EXTRACTED INFORMATION =
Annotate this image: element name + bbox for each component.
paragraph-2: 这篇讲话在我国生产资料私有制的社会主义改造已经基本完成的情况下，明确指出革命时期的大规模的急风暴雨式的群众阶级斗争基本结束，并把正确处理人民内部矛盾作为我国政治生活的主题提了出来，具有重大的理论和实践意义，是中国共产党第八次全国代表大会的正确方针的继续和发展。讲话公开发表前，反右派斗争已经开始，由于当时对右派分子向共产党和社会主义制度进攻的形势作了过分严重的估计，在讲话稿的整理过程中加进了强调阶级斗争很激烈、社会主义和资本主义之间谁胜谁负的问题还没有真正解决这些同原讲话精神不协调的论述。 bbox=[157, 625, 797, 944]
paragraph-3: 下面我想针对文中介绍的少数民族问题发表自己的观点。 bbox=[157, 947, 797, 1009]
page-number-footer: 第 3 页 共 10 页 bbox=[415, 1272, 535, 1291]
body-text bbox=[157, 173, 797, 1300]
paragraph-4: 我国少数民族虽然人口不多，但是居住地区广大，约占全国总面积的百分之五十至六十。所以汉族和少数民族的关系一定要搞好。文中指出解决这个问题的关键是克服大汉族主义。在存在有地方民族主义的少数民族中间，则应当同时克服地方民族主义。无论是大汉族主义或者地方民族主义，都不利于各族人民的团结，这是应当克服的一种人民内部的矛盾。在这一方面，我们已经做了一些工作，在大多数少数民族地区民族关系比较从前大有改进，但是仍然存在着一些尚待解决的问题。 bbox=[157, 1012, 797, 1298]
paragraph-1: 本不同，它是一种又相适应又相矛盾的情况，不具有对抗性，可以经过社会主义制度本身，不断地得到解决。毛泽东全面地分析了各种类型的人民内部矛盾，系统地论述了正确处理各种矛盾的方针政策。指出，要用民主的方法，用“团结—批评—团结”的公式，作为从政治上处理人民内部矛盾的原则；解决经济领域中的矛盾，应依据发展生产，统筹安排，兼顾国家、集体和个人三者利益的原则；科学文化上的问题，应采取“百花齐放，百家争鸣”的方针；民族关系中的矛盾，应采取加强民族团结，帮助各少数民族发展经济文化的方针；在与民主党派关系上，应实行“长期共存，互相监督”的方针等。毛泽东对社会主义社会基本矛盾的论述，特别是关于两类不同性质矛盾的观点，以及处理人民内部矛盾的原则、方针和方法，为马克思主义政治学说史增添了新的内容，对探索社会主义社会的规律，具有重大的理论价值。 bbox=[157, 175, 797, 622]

EXERCISE OBJECTIVE =
Report how many lines in the entries above contain the string "this", with case counting. Give only the number.

RESULT OF THE TASK =
1